> _Prompt_
Read the listing below and copy out every line that holds "IMAE".
· · ·
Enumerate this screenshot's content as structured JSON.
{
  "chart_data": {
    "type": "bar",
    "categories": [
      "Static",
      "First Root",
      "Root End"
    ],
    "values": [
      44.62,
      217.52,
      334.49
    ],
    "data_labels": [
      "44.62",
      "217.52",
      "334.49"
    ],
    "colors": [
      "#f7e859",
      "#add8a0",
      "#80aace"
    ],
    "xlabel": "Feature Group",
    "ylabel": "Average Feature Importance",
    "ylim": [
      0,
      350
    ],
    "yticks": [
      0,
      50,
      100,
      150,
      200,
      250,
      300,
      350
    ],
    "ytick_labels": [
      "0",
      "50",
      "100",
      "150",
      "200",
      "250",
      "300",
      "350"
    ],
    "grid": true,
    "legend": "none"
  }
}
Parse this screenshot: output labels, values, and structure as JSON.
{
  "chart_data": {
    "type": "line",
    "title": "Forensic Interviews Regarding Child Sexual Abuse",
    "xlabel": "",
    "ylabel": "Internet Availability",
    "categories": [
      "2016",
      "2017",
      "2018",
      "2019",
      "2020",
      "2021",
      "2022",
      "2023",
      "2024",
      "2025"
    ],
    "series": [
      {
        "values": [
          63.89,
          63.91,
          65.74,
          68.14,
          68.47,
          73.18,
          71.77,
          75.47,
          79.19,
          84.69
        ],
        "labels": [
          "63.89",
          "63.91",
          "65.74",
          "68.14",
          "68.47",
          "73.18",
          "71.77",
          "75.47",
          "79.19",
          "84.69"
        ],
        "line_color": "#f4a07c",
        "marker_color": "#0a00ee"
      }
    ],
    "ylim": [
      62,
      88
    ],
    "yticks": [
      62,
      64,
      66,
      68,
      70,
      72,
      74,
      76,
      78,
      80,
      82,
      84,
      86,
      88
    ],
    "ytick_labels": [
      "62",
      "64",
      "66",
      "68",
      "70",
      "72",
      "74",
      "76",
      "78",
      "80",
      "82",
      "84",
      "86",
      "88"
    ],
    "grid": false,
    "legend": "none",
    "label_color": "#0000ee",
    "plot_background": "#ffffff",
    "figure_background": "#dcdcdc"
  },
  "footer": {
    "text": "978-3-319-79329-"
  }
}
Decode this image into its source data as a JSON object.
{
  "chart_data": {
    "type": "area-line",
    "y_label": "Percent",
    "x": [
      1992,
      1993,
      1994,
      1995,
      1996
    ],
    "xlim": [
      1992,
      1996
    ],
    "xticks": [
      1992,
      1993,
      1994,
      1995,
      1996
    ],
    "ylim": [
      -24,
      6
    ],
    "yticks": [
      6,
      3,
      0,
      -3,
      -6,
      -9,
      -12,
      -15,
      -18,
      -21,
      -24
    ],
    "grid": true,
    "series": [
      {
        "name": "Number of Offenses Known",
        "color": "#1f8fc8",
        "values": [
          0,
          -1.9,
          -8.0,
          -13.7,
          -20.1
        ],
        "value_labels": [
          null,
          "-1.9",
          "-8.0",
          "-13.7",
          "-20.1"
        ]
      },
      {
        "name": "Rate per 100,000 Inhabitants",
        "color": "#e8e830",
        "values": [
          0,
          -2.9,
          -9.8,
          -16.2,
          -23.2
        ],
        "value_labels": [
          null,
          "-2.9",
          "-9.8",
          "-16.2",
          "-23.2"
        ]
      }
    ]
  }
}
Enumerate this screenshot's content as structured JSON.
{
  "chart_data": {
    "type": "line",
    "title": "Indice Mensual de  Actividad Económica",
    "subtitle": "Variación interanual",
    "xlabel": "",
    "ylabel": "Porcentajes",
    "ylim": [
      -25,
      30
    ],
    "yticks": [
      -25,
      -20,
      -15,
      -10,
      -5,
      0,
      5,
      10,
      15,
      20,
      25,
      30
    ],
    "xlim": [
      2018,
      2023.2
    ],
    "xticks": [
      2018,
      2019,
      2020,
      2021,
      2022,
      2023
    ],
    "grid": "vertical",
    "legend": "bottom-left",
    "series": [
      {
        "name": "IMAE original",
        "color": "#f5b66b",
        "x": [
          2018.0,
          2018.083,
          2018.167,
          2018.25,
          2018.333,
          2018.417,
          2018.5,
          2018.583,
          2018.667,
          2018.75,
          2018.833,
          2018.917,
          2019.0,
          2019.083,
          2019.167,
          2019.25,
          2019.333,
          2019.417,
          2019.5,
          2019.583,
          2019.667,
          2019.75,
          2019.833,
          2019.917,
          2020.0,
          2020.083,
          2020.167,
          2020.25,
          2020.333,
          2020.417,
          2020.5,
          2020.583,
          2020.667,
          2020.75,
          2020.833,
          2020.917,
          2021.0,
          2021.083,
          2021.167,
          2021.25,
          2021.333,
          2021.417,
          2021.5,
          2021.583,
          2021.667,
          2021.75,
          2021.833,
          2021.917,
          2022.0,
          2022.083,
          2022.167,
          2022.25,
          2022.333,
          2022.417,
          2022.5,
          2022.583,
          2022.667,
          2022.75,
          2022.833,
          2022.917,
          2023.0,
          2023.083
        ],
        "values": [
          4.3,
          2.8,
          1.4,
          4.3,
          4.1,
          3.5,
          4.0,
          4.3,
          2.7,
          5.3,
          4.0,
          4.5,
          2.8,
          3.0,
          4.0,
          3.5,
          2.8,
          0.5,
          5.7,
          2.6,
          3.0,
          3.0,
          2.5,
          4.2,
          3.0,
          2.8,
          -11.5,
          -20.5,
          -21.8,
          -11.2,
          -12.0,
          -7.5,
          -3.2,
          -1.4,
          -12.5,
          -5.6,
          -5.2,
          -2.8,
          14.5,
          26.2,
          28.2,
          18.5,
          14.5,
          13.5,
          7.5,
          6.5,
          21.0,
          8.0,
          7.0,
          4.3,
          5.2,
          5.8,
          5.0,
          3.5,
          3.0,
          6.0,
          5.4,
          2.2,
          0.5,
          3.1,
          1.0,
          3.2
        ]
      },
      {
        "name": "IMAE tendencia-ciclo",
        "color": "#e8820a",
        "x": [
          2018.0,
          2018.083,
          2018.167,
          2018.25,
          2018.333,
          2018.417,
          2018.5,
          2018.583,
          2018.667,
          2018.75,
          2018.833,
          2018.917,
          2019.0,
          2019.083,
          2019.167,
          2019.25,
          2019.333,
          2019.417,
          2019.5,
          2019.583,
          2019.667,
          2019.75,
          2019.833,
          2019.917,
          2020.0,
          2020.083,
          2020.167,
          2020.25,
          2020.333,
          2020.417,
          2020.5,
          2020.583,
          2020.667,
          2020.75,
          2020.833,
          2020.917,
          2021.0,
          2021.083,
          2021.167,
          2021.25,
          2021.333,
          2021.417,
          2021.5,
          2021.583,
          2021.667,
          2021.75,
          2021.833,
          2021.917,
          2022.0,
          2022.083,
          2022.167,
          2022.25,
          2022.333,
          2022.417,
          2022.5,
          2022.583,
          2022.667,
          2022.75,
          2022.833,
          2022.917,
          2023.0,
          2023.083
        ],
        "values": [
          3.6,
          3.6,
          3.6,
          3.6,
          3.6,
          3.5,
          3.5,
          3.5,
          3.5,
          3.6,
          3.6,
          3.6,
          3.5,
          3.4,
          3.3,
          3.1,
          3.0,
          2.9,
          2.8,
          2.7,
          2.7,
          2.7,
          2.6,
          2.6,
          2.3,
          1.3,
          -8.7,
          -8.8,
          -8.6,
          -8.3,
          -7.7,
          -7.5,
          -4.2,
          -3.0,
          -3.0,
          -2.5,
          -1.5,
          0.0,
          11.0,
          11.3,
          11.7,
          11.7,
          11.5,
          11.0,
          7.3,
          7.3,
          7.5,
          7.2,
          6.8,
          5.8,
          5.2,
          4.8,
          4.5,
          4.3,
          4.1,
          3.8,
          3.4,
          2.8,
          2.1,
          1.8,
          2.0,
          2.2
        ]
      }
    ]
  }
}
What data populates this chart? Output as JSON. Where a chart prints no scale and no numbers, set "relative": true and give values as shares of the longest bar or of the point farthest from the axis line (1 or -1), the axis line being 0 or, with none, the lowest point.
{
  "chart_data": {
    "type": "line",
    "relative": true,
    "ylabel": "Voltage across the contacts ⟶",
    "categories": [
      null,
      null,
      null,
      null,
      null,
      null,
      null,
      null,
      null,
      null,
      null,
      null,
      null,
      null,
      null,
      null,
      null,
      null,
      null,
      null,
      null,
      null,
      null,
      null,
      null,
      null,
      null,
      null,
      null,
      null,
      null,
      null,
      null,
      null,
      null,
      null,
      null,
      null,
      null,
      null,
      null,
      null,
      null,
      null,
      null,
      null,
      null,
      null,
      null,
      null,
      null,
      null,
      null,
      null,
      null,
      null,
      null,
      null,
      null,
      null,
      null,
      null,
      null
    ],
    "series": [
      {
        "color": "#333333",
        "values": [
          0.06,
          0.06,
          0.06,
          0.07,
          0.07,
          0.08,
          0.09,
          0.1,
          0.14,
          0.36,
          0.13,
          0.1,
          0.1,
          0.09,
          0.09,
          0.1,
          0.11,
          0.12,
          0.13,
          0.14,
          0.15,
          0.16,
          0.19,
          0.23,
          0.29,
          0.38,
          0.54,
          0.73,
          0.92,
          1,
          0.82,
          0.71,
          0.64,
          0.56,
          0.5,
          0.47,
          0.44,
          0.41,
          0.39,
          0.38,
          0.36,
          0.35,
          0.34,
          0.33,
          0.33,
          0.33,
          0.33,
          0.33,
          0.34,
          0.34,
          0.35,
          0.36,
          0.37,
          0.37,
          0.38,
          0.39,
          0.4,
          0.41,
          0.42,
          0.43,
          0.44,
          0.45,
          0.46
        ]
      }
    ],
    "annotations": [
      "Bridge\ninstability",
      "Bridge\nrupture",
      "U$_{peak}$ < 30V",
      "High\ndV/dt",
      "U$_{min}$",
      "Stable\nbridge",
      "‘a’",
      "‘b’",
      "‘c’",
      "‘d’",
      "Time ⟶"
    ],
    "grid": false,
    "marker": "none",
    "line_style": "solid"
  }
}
· · ·
> _Task result_
        "name": "IMAE original",
        "name": "IMAE tendencia-ciclo",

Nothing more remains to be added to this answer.